Texto:
El evangelio nos asegura que el espíritu de Dios, espíritu de Amor, sembrado en el corazón de la creación, tendrá siempre cuidado del espíritu del hombre, perturbado y con frecuencia pervertido por sus pasiones malas, perdido por sus divisiones interiores y deteriorado por el miedo, la angustia y el mal, que lleva en sí.

El Evangelio también quiere hacernos comprender que en nuestra existencia, fines y comienzos se alternan regularmente; que nuestra vida se desarrolla siempre en el fin de un mundo y el comienzo de otro, que se revela más apto para asegurar nuestro crecimiento humano espiritual, nuestra evolución personal hacia una forma más perfecta de ser, y necesaria por tanto para realizar nuestro perfeccionamiento personal y nuestra felicidad.

Nada en nuestra vida es estable, fijo, definitivo, indisoluble, por siempre. Al contrario, solo vivimos porque nos transformamos, porque cambiamos. Nos realizamos tan sólo porque nos transformamos. Es el cambio lo que nos permite a nosotros y a la realidad de nuestro Universo, continuar existiendo en una constante evolución y así alcanzar un grado superior de ser. Siempre el final de algo se convierte en el comienzo de algo nuevo. Es la muerte de un mundo lo que da nacimiento a otro, casi siempre mejor. La evolución y el cambio son esenciales para que surja la diversidad, la complejidad y la impresionante belleza de nuestro Universo. Lo mismo para nosotros, los humanos.

El Evangelio, que es ante todo una escuela de humanidad, nos enseña, por tanto, que para convertirnos en hombres y mujeres valiosos, debemos aceptar el morir continuamente a algo. Debemos estar prontos a aceptar en nuestra vida el hundimiento y la desintegración de un mundo y el comienzo de otro; a pasar sin tristeza de una etapa de nuestra vida a otra; dispuestos a perder la vida para ganarla; dispuestos a morir a maneras de pensar, de creer, de actuar y de vivir que se muestren usadas, superadas, perimidas, obsoletas, incapacitadas, para hacer surgir algo nuevo: asumir otra mentalidad, adoptar otro estilo de vida, elegir otras prioridades, compartir otros valores. Nuevos valores que harán de nosotros personas nuevas, evolucionadas, más completas, habitantes de un mundo que, a causa de ello, será más joven y humano.

Problema A:
Transcriba el fragmento del texto sobre el Evangelio comprendido entre "El evangelio nos" y "y nuestra felicidad.", ambos incluidos.
Problema B:
Enumere las cuatro acciones que, según el texto sobre el Evangelio, permiten hacer surgir algo nuevo, tal como aparecen tras los dos puntos de "para hacer surgir algo nuevo:".
Problema C:
Prosiga el texto sobre el Evangelio a partir de su última oración.

Material de consulta:
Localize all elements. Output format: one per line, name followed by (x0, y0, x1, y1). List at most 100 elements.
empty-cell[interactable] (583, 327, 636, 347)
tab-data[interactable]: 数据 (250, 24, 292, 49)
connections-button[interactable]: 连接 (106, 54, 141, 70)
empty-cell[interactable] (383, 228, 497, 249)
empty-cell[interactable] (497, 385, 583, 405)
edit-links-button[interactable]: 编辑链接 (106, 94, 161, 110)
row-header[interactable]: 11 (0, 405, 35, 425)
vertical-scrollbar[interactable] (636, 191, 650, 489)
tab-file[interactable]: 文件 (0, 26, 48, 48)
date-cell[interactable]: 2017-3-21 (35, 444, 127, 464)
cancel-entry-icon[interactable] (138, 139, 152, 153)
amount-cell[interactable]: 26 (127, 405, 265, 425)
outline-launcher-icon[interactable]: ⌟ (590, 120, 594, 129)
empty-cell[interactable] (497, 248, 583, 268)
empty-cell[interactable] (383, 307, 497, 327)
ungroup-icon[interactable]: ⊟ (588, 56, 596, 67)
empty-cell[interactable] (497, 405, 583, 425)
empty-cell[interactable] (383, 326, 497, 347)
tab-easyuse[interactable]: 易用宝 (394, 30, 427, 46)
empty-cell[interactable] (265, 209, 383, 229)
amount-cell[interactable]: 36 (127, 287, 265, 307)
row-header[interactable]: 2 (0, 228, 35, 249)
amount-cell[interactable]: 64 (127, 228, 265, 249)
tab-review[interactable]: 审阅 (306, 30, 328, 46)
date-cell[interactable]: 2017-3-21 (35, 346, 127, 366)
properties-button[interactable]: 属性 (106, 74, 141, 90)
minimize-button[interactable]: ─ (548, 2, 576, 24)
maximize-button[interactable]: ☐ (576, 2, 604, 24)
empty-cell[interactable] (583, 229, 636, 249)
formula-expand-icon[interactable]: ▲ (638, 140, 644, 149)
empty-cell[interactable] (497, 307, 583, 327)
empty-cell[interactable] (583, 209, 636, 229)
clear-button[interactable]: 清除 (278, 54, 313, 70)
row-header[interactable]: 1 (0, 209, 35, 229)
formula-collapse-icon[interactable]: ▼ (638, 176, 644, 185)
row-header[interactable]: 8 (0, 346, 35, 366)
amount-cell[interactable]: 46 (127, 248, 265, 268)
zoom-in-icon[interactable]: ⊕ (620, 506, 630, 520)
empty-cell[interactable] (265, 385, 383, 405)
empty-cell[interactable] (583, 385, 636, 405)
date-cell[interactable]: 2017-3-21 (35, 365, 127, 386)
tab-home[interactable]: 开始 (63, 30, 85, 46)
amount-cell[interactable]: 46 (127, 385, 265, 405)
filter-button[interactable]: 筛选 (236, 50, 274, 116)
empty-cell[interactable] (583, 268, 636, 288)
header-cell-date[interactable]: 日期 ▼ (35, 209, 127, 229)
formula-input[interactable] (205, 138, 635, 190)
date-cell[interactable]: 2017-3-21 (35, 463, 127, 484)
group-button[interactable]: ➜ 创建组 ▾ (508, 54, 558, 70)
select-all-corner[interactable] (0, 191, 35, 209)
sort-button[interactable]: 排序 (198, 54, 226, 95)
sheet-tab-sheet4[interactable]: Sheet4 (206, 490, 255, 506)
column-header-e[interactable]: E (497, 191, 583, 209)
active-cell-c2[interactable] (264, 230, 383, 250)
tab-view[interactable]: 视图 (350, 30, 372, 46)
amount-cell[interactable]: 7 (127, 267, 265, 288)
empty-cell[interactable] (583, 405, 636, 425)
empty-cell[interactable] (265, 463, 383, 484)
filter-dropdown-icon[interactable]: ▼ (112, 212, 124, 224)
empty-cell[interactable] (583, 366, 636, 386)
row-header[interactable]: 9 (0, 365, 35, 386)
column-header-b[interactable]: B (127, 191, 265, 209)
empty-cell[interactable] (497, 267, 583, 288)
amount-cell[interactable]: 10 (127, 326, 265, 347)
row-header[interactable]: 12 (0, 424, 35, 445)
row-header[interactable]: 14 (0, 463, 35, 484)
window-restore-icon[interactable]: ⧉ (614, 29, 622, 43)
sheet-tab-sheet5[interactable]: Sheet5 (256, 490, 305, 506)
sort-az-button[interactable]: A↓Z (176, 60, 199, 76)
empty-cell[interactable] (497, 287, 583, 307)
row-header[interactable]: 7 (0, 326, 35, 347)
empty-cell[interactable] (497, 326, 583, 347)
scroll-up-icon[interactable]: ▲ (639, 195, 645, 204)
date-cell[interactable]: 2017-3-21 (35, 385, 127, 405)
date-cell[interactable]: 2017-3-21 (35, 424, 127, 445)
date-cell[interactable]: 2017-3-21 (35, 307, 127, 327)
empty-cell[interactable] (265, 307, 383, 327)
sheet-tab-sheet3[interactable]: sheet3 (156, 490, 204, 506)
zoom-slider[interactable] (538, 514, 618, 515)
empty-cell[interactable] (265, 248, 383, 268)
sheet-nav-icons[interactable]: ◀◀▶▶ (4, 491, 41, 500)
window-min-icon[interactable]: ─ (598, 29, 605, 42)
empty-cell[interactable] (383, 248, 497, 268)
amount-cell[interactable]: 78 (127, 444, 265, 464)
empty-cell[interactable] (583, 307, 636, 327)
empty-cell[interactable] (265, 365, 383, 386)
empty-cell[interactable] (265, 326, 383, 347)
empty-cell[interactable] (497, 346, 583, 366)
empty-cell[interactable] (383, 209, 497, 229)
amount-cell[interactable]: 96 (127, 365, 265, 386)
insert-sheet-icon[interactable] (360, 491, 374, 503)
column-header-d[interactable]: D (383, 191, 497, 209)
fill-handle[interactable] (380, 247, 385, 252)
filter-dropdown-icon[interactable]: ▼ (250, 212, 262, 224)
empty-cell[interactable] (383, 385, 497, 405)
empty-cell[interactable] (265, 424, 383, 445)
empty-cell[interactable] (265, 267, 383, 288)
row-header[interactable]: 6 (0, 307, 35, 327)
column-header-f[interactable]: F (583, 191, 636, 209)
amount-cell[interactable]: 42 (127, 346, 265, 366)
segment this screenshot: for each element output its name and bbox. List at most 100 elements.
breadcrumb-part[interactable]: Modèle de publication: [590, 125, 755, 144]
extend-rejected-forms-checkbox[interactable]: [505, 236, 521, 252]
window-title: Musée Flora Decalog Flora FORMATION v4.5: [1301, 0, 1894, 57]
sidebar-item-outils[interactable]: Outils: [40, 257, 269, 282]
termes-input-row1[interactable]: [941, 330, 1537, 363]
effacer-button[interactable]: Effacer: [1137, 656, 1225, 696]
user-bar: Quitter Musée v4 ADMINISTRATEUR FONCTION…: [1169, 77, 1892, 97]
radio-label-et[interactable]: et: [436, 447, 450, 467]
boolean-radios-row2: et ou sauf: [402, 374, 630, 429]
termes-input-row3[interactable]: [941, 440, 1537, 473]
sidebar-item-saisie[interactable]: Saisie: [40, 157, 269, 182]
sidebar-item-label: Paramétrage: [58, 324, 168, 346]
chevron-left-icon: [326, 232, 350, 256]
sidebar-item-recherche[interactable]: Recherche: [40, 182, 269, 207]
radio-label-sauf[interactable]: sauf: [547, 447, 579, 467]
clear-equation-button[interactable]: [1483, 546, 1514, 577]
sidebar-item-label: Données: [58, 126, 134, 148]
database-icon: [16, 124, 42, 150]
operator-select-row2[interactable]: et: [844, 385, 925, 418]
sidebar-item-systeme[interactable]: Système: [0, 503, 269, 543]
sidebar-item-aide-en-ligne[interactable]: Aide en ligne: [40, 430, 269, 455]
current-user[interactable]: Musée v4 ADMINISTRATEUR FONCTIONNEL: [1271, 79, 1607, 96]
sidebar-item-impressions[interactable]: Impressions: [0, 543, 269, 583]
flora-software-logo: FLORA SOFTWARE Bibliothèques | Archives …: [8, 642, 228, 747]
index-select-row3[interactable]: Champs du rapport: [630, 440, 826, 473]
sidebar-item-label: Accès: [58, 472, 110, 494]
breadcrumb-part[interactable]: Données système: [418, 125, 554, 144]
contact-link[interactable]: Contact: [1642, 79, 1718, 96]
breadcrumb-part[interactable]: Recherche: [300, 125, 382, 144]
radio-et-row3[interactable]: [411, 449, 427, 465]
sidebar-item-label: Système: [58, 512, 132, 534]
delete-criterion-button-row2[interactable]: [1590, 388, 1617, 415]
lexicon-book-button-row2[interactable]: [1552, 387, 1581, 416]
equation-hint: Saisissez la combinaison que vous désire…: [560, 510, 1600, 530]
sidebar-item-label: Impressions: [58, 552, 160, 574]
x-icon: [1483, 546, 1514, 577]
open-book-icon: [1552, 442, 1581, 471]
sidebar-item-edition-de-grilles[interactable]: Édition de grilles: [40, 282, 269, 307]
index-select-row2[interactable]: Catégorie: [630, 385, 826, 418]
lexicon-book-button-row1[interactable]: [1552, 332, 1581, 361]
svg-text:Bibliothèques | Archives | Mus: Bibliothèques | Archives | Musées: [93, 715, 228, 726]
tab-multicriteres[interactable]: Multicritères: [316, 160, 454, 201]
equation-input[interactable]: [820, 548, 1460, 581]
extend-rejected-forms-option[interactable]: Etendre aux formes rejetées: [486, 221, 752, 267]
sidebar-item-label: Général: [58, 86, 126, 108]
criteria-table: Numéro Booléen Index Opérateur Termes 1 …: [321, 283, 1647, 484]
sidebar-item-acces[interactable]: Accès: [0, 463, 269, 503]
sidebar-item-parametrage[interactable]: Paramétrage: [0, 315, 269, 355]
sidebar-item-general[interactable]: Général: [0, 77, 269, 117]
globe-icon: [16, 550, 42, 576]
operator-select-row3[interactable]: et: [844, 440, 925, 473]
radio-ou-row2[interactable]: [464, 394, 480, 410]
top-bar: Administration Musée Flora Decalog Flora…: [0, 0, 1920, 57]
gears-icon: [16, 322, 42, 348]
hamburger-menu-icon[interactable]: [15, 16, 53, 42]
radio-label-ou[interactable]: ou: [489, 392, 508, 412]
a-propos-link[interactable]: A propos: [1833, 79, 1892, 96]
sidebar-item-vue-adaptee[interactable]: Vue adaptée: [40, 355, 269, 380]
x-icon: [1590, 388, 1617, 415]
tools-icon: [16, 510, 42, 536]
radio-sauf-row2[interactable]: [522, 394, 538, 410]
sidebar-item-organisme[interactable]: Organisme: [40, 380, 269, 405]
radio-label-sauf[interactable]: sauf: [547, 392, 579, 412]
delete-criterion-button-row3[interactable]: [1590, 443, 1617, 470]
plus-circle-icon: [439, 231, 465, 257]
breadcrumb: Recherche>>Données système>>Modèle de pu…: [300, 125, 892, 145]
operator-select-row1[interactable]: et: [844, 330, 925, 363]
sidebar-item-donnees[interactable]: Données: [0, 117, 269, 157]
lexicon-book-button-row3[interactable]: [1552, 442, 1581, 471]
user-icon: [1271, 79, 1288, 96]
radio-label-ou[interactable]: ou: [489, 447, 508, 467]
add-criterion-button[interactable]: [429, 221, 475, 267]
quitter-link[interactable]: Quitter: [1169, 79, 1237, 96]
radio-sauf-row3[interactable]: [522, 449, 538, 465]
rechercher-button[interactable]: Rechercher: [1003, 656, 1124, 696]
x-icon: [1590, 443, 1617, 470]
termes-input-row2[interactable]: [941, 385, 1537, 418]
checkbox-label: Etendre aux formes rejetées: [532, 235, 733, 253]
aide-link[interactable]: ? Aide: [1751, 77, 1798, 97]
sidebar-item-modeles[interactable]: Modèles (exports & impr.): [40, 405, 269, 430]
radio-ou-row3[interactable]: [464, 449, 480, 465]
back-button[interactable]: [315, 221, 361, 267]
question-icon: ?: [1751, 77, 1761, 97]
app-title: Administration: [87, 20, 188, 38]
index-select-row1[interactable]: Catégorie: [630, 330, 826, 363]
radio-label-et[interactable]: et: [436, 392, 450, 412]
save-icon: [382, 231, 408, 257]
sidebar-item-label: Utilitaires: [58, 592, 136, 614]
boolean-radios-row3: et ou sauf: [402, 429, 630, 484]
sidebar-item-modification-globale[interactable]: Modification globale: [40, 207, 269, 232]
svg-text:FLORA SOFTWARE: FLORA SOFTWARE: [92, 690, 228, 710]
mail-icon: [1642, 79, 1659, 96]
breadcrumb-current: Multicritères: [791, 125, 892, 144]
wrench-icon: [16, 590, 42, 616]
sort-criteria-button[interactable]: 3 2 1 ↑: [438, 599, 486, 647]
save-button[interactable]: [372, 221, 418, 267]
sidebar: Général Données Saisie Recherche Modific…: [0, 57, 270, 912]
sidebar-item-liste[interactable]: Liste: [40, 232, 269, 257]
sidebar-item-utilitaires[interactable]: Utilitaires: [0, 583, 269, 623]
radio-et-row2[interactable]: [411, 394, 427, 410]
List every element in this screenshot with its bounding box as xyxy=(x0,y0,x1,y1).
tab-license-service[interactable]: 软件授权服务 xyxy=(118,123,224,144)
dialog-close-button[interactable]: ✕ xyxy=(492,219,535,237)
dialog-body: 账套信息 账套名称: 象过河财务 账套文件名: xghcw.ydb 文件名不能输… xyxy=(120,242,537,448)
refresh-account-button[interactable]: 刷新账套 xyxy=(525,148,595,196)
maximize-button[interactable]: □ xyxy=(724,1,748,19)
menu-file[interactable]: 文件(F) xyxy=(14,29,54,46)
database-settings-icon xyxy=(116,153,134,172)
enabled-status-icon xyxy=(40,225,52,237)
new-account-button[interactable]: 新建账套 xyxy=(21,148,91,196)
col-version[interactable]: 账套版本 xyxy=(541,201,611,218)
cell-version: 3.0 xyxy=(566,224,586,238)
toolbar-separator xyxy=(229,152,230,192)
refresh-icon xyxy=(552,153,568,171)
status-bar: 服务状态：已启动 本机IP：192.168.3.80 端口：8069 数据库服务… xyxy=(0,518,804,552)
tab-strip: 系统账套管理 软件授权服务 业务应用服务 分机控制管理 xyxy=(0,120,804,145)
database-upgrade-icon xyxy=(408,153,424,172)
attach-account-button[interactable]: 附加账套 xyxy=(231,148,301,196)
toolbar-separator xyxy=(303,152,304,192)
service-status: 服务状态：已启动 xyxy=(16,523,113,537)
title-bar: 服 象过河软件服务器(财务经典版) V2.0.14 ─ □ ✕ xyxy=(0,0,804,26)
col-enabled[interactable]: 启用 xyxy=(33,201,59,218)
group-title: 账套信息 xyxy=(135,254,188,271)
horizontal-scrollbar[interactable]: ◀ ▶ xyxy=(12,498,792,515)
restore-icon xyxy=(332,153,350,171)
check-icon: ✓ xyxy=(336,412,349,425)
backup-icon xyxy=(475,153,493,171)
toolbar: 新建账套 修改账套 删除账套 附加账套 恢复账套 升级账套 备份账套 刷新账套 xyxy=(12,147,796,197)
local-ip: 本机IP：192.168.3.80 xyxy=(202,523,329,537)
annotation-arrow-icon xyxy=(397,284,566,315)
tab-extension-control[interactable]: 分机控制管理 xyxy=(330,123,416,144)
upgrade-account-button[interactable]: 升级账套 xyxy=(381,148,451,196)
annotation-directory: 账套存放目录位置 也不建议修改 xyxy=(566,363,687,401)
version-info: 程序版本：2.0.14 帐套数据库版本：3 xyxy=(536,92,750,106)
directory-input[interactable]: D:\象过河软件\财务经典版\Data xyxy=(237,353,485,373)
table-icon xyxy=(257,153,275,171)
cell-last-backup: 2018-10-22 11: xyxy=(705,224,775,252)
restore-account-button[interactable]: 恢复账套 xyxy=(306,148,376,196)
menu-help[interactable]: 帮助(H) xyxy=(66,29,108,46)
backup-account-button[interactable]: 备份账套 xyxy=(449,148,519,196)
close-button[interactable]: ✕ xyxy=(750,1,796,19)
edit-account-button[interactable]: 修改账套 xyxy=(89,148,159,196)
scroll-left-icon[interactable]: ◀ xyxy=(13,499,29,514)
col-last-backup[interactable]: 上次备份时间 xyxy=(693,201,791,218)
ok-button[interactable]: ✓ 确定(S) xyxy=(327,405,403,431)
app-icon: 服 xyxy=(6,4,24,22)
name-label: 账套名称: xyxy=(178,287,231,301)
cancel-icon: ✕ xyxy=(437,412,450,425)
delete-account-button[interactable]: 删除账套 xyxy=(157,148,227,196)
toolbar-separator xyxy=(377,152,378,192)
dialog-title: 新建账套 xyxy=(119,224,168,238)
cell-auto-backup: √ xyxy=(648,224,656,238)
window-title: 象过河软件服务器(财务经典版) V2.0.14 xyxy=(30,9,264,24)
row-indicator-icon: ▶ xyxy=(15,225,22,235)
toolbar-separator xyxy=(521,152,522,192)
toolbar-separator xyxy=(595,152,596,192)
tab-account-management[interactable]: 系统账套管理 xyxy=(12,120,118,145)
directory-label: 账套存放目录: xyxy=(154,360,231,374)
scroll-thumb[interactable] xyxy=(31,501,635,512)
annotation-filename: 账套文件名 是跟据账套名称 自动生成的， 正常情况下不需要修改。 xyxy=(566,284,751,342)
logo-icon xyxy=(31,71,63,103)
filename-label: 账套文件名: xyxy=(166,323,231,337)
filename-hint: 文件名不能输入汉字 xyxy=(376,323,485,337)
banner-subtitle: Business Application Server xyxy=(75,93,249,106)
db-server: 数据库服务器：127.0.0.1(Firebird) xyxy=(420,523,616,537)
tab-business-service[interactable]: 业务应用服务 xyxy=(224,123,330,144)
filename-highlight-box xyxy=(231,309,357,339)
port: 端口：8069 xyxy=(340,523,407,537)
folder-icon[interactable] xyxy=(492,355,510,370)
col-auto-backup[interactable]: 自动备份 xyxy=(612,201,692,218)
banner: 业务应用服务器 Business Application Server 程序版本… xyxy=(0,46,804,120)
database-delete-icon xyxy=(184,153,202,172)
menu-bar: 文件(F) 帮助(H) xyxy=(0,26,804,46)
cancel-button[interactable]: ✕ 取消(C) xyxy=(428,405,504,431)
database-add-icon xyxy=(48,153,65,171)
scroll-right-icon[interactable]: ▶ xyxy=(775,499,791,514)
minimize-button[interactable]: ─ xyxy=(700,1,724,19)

Resultado A:
El evangelio nos asegura que el espíritu de Dios, espíritu de Amor, sembrado en el corazón de la creación, tendrá siempre cuidado del espíritu del hombre, perturbado y con frecuencia pervertido por sus pasiones malas, perdido por sus divisiones interiores y deteriorado por el miedo, la angustia y el mal, que lleva en sí.

El Evangelio también quiere hacernos comprender que en nuestra existencia, fines y comienzos se alternan regularmente; que nuestra vida se desarrolla siempre en el fin de un mundo y el comienzo de otro, que se revela más apto para asegurar nuestro crecimiento humano espiritual, nuestra evolución personal hacia una forma más perfecta de ser, y necesaria por tanto para realizar nuestro perfeccionamiento personal y nuestra felicidad.

Resultado B:
asumir otra mentalidad
adoptar otro estilo de vida
elegir otras prioridades
compartir otros valores

Resultado C:
La vida se encarga continuamente de ponernos ante la desaparición y el hundimiento de situaciones, formas o estados de vida y de enfrentarnos a muertes absolutamente necesarios para poder acceder a una etapa superior de nuestra existencia. Así, por ejemplo, debemos morir al calor del seno materno para entrar en la infancia de la vida; morir a la infancia para acceder a la adolescencia; morir a la adolescencia para pasar a la juventud; morir a la juventud para instalarnos en la edad adulta. Debemos aceptar abandonar el universo familiar, con su confort y su seguridad, para llegar a ser adultos independientes y libres…

Este evangelio nos recuerda entonces que la muerte forma parte de la vida, como la vida forma parte de la muerte; que comenzamos a morir desde que comenzamos a vivir; que nuestra vida existe al precio de la continua aceptación de una larga serie de muertes  y desapegos. ¡Cuántas cosas mueren en nosotros y a nuestro alrededor, a lo largo de nuestra vida! ¡Cuántos duelos debemos vivir y aceptar! ¡Cuántas perdidas debemos sobrellevar!

Perdemos inevitablemente juventud, belleza, encanto, gracia, flexibilidad, agilidad, fuerza, salud, espíritu vivaz, la memoria, nuestro tiempo… Con frecuencia perdemos la inocencia, la paz interior, promesas, afectos, amores, la compañía y la presencia de los seres más queridos… y finalmente, inexorablemente, perdemos nuestra vida.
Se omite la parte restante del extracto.